**TESTO FORNITO**.
——————
Per una mia fissa personale quando ascolto qualcosa di nuovo evito di leggere guide all'ascolto (dopo averla ascoltata una o due volte però sì).

 

Ora su Flaminioonline leggo queste cose sulle due guide all'ascolto presenti per la Settima

 

«La "Settima" è tra le più difficili e complesse delle nove sinfonie di Mahler» (dalla guida 1)

 

«Fra le Sinfonie di Mahler, la Settima contende all'Ottava il primato della meno eseguita e, di conseguenza, è con essa la meno conosciuta e apprezzata dal grande pubblico (...) Che si tratti di una Sinfonia ostica, perfino sgradevole in certi passaggi, è indubbio»  (dalla guida 2 di Sergio Sablich)
——————
**MATERIALE MOSTRATO**.
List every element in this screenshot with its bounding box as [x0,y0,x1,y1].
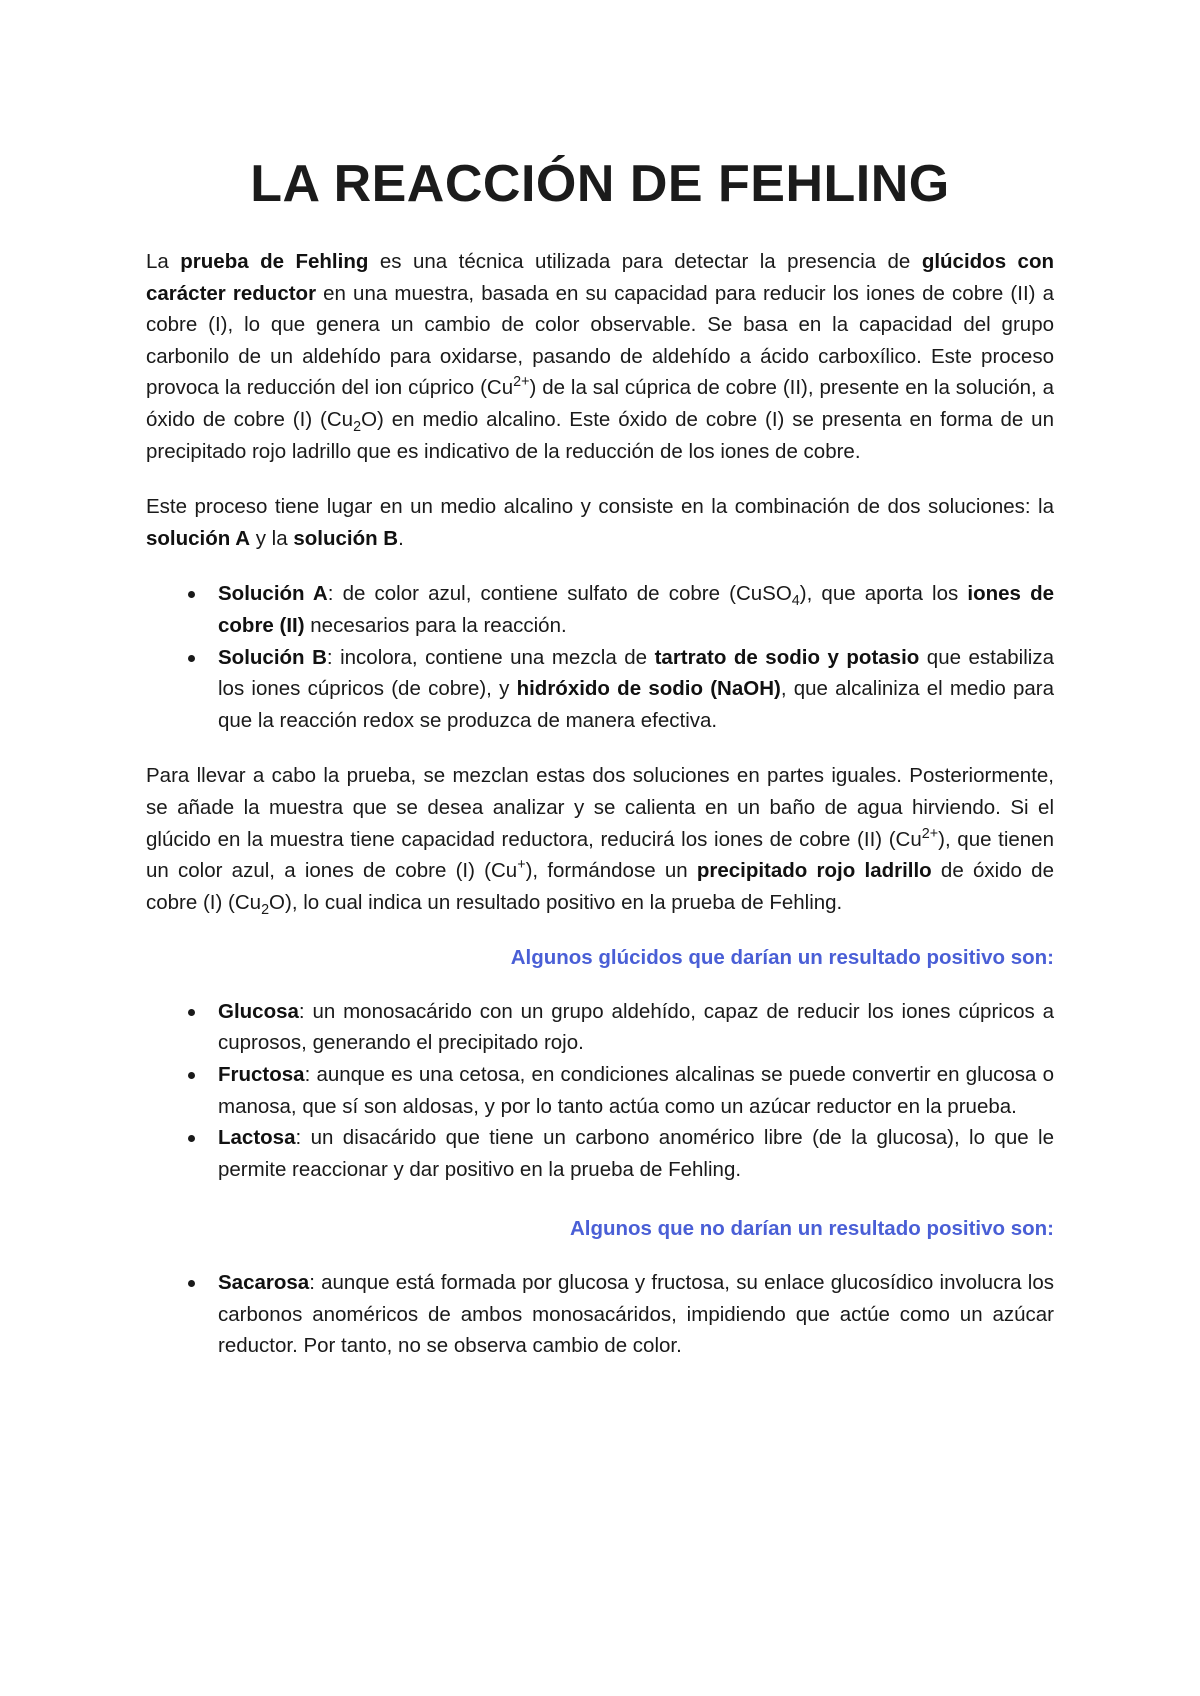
——————
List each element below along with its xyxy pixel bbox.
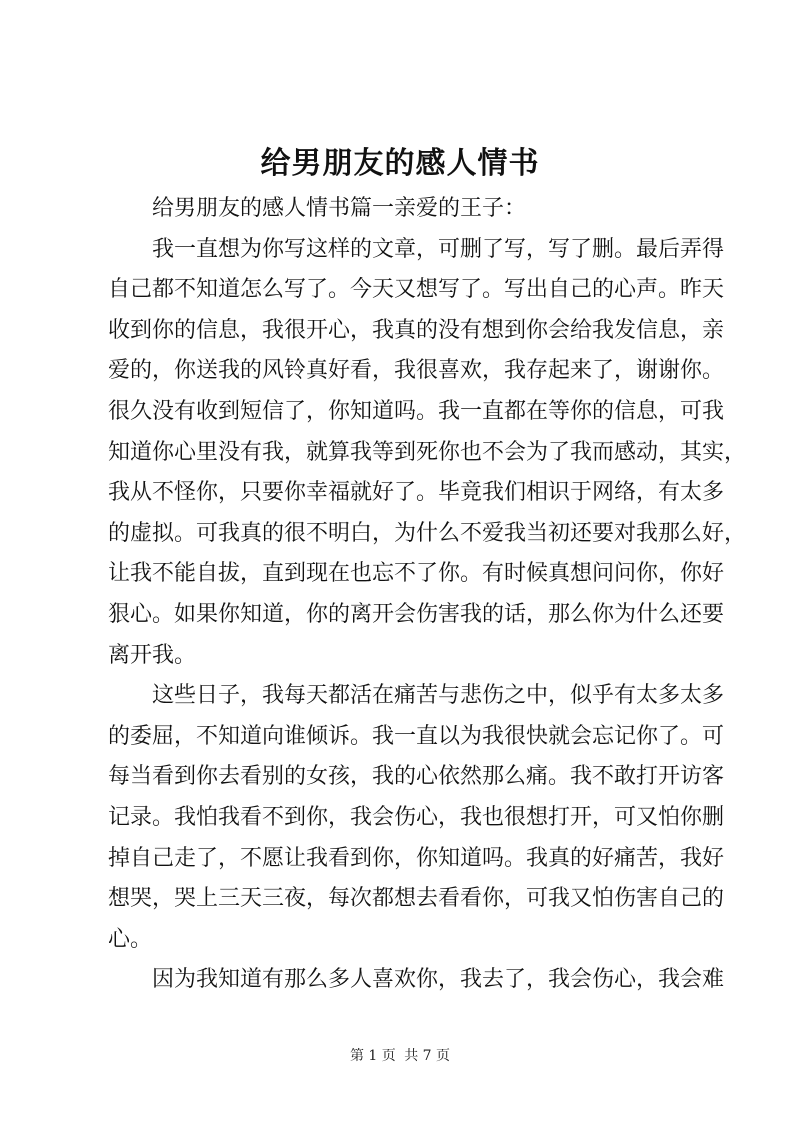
——————
**COMPITO**. Ricopia dal testo sulla Settima di Mahler il passo che va da "Ora su Flaminioonline" fino a "(dalla guida 1)" compreso.

**RISULTATO DEL COMPITO**.
Ora su Flaminioonline leggo queste cose sulle due guide all'ascolto presenti per la Settima

 

«La "Settima" è tra le più difficili e complesse delle nove sinfonie di Mahler» (dalla guida 1)